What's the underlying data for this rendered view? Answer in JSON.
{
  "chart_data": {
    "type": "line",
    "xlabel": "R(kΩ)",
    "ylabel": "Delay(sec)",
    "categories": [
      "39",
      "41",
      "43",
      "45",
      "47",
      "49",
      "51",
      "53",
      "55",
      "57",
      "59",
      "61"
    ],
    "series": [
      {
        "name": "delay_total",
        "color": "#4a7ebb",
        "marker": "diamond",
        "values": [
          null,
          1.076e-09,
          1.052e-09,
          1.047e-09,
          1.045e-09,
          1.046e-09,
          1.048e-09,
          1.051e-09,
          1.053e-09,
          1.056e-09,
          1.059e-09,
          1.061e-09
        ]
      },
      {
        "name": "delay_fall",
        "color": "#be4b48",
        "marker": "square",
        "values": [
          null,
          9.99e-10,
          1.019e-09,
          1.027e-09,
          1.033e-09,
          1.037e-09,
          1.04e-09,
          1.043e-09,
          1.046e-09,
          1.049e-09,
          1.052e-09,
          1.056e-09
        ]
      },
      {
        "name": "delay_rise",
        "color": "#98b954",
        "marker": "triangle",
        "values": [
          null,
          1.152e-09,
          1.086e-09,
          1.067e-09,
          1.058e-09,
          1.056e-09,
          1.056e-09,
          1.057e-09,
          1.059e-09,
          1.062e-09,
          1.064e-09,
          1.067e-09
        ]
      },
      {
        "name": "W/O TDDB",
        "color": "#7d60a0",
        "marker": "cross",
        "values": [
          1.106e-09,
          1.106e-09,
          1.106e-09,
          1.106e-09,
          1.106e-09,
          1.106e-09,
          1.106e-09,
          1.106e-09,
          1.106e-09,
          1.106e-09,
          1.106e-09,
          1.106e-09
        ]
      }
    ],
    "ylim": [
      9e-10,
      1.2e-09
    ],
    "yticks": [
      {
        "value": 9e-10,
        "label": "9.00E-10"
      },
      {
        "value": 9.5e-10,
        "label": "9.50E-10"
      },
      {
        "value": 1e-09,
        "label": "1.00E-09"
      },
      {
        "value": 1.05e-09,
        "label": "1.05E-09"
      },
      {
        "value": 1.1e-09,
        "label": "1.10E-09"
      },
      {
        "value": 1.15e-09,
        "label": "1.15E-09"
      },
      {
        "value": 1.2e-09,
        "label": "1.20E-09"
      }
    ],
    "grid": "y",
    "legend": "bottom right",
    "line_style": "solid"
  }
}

- **Exercise task**: Copy out each record exactly as given, omitting none.

- **Expected output**:
What's the underlying data for this rendered view? Answer in JSON.
{
  "chart_data": {
    "type": "line",
    "xlabel": "R(kΩ)",
    "ylabel": "Delay(sec)",
    "categories": [
      "39",
      "41",
      "43",
      "45",
      "47",
      "49",
      "51",
      "53",
      "55",
      "57",
      "59",
      "61"
    ],
    "series": [
      {
        "name": "delay_total",
        "color": "#4a7ebb",
        "marker": "diamond",
        "values": [
          null,
          1.076e-09,
          1.052e-09,
          1.047e-09,
          1.045e-09,
          1.046e-09,
          1.048e-09,
          1.051e-09,
          1.053e-09,
          1.056e-09,
          1.059e-09,
          1.061e-09
        ]
      },
      {
        "name": "delay_fall",
        "color": "#be4b48",
        "marker": "square",
        "values": [
          null,
          9.99e-10,
          1.019e-09,
          1.027e-09,
          1.033e-09,
          1.037e-09,
          1.04e-09,
          1.043e-09,
          1.046e-09,
          1.049e-09,
          1.052e-09,
          1.056e-09
        ]
      },
      {
        "name": "delay_rise",
        "color": "#98b954",
        "marker": "triangle",
        "values": [
          null,
          1.152e-09,
          1.086e-09,
          1.067e-09,
          1.058e-09,
          1.056e-09,
          1.056e-09,
          1.057e-09,
          1.059e-09,
          1.062e-09,
          1.064e-09,
          1.067e-09
        ]
      },
      {
        "name": "W/O TDDB",
        "color": "#7d60a0",
        "marker": "cross",
        "values": [
          1.106e-09,
          1.106e-09,
          1.106e-09,
          1.106e-09,
          1.106e-09,
          1.106e-09,
          1.106e-09,
          1.106e-09,
          1.106e-09,
          1.106e-09,
          1.106e-09,
          1.106e-09
        ]
      }
    ],
    "ylim": [
      9e-10,
      1.2e-09
    ],
    "yticks": [
      {
        "value": 9e-10,
        "label": "9.00E-10"
      },
      {
        "value": 9.5e-10,
        "label": "9.50E-10"
      },
      {
        "value": 1e-09,
        "label": "1.00E-09"
      },
      {
        "value": 1.05e-09,
        "label": "1.05E-09"
      },
      {
        "value": 1.1e-09,
        "label": "1.10E-09"
      },
      {
        "value": 1.15e-09,
        "label": "1.15E-09"
      },
      {
        "value": 1.2e-09,
        "label": "1.20E-09"
      }
    ],
    "grid": "y",
    "legend": "bottom right",
    "line_style": "solid"
  }
}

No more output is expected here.